Go through the listing below and gather every line with the word "First".

##### MATERIAL TO PROCESS

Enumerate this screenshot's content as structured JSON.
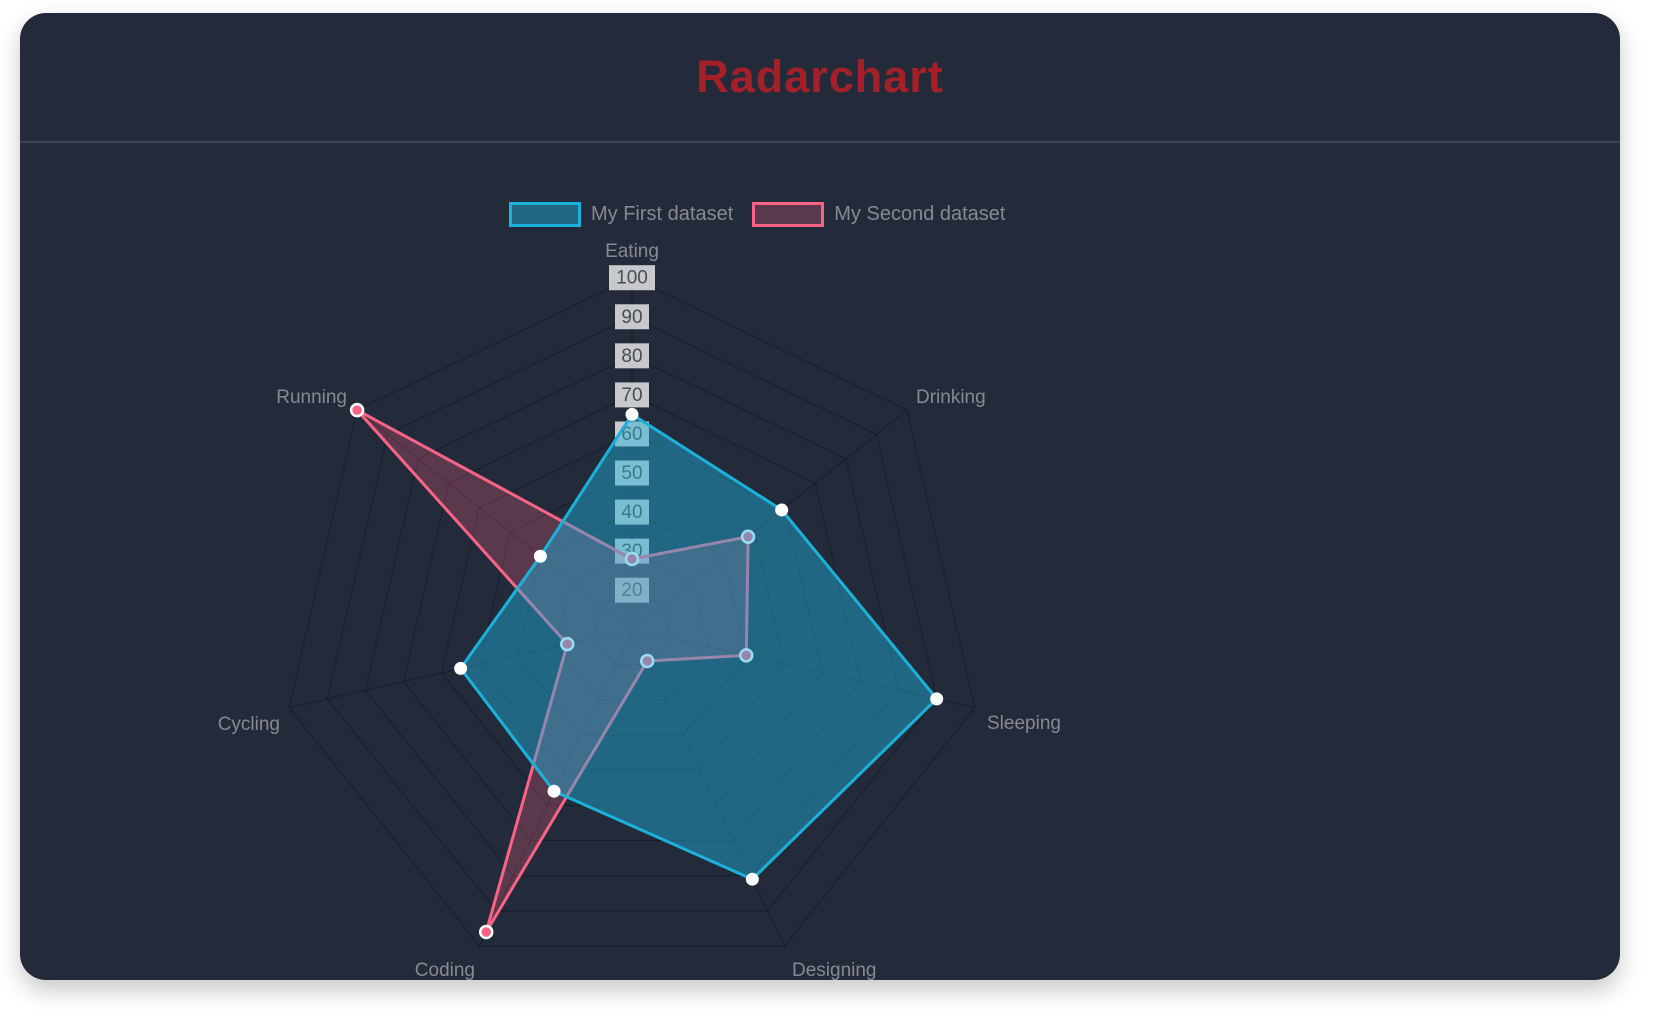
{
  "page": {
    "title": "Radarchart"
  },
  "legend": {
    "items": [
      {
        "label": "My First dataset"
      },
      {
        "label": "My Second dataset"
      }
    ]
  },
  "chart_data": {
    "type": "radar",
    "title": "Radarchart",
    "categories": [
      "Eating",
      "Drinking",
      "Sleeping",
      "Designing",
      "Coding",
      "Cycling",
      "Running"
    ],
    "series": [
      {
        "name": "My First dataset",
        "values": [
          65,
          59,
          90,
          81,
          56,
          55,
          40
        ],
        "line_color": "#1CB1DA",
        "fill_color": "rgba(31,178,220,0.45)",
        "point_fill": "#FFFFFF",
        "point_border": "none"
      },
      {
        "name": "My Second dataset",
        "values": [
          28,
          48,
          40,
          19,
          96,
          27,
          100
        ],
        "line_color": "#FA6386",
        "fill_color": "rgba(255,99,132,0.25)",
        "point_fill": "#FA6386",
        "point_border": "#FFFFFF"
      }
    ],
    "scale": {
      "min": 10,
      "max": 100,
      "step": 10,
      "tick_labels": [
        "20",
        "30",
        "40",
        "50",
        "60",
        "70",
        "80",
        "90",
        "100"
      ]
    },
    "legend_position": "top",
    "grid": true
  },
  "colors": {
    "page_bg": "#FFFFFF",
    "card_bg": "#232B3B",
    "title": "#A42028",
    "divider": "#3A4459",
    "axis_label": "#868A90",
    "tick_text": "#494D52",
    "tick_backdrop": "rgba(255,255,255,0.75)",
    "grid_line": "rgba(0,0,0,0.28)"
  }
}
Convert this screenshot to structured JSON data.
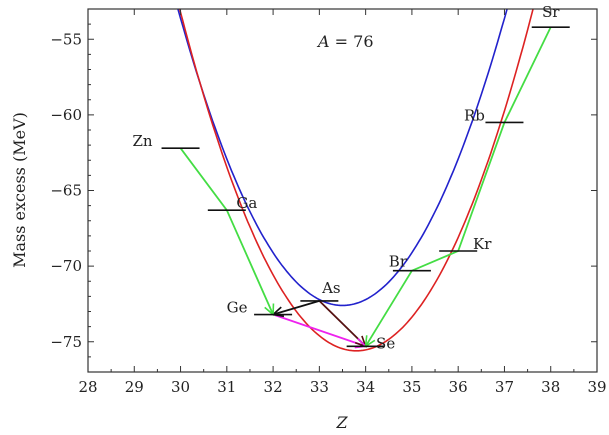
{
  "chart_data": {
    "type": "line",
    "annotation": {
      "italic": "A",
      "rest": " = 76"
    },
    "xlabel": "Z",
    "ylabel": "Mass excess (MeV)",
    "xlim": [
      28,
      39
    ],
    "ylim": [
      -77,
      -53
    ],
    "xticks": [
      28,
      29,
      30,
      31,
      32,
      33,
      34,
      35,
      36,
      37,
      38,
      39
    ],
    "yticks": [
      -75,
      -70,
      -65,
      -60,
      -55
    ],
    "colors": {
      "blue_parabola": "#2222cc",
      "red_parabola": "#dd2222",
      "green_path": "#44dd44",
      "pink_path": "#ee22ee",
      "dark_path": "#551111",
      "black_arrow": "#111111"
    },
    "nuclides": [
      {
        "Z": 30,
        "mass_excess": -62.2,
        "label": "Zn"
      },
      {
        "Z": 31,
        "mass_excess": -66.3,
        "label": "Ga"
      },
      {
        "Z": 32,
        "mass_excess": -73.2,
        "label": "Ge"
      },
      {
        "Z": 33,
        "mass_excess": -72.3,
        "label": "As"
      },
      {
        "Z": 34,
        "mass_excess": -75.3,
        "label": "Se"
      },
      {
        "Z": 35,
        "mass_excess": -70.3,
        "label": "Br"
      },
      {
        "Z": 36,
        "mass_excess": -69.0,
        "label": "Kr"
      },
      {
        "Z": 37,
        "mass_excess": -60.5,
        "label": "Rb"
      },
      {
        "Z": 38,
        "mass_excess": -54.2,
        "label": "Sr"
      }
    ],
    "parabolas": [
      {
        "color_key": "blue_parabola",
        "vertex_Z": 33.5,
        "vertex_mass": -72.6,
        "curvature": 1.55
      },
      {
        "color_key": "red_parabola",
        "vertex_Z": 33.8,
        "vertex_mass": -75.6,
        "curvature": 1.55
      }
    ],
    "green_path": [
      [
        30,
        -62.2
      ],
      [
        31,
        -66.3
      ],
      [
        32,
        -73.2
      ]
    ],
    "green_path_right": [
      [
        34,
        -75.3
      ],
      [
        35,
        -70.3
      ],
      [
        36,
        -69.0
      ],
      [
        37,
        -60.5
      ],
      [
        38,
        -54.2
      ]
    ],
    "pink_path": [
      [
        32,
        -73.2
      ],
      [
        34,
        -75.3
      ]
    ],
    "dark_path": [
      [
        33,
        -72.3
      ],
      [
        34,
        -75.3
      ]
    ],
    "black_arrow": [
      [
        33,
        -72.3
      ],
      [
        32,
        -73.2
      ]
    ]
  }
}
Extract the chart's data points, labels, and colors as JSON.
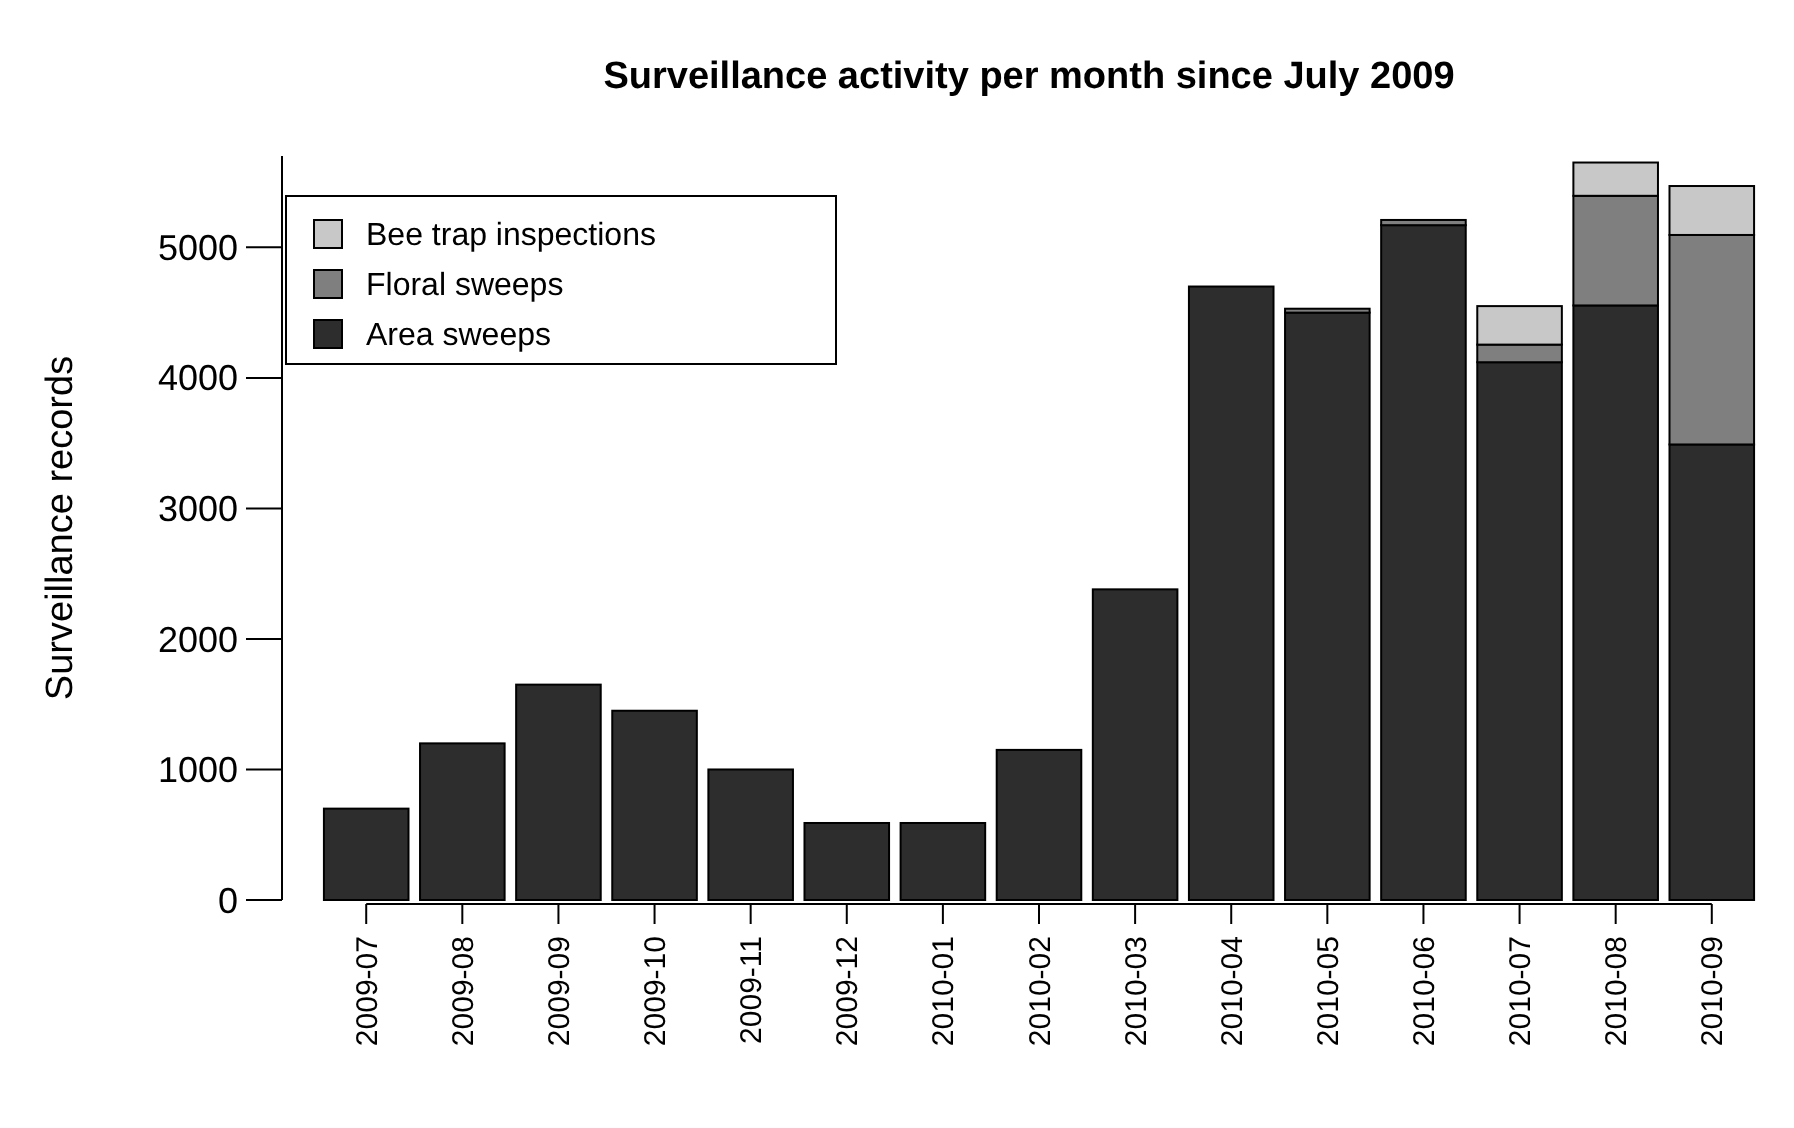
{
  "chart_data": {
    "type": "bar",
    "title": "Surveillance activity per month since July 2009",
    "ylabel": "Surveillance records",
    "categories": [
      "2009-07",
      "2009-08",
      "2009-09",
      "2009-10",
      "2009-11",
      "2009-12",
      "2010-01",
      "2010-02",
      "2010-03",
      "2010-04",
      "2010-05",
      "2010-06",
      "2010-07",
      "2010-08",
      "2010-09"
    ],
    "series": [
      {
        "name": "Area sweeps",
        "color": "#2d2d2d",
        "values": [
          700,
          1200,
          1650,
          1450,
          1000,
          590,
          590,
          1150,
          2380,
          4700,
          4500,
          5170,
          4120,
          4555,
          3490
        ]
      },
      {
        "name": "Floral sweeps",
        "color": "#7f7f7f",
        "values": [
          0,
          0,
          0,
          0,
          0,
          0,
          0,
          0,
          0,
          0,
          30,
          40,
          135,
          840,
          1605
        ]
      },
      {
        "name": "Bee trap inspections",
        "color": "#c8c8c8",
        "values": [
          0,
          0,
          0,
          0,
          0,
          0,
          0,
          0,
          0,
          0,
          0,
          0,
          295,
          255,
          375
        ]
      }
    ],
    "stacked": true,
    "ylim": [
      0,
      5700
    ],
    "yticks": [
      0,
      1000,
      2000,
      3000,
      4000,
      5000
    ],
    "grid": false,
    "legend": "top left"
  }
}
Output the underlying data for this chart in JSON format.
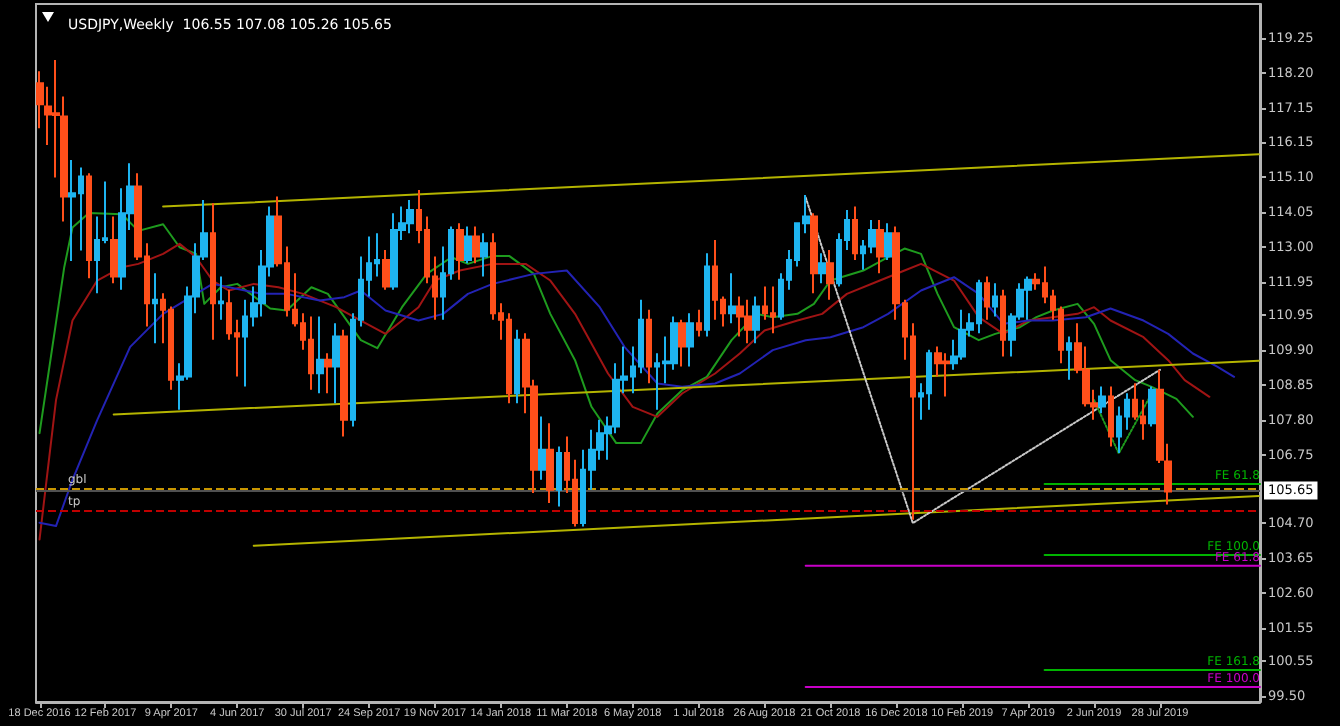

##########

• RESULT FOR THIS TASK:
        "label": "My First dataset"
        "name": "My First dataset",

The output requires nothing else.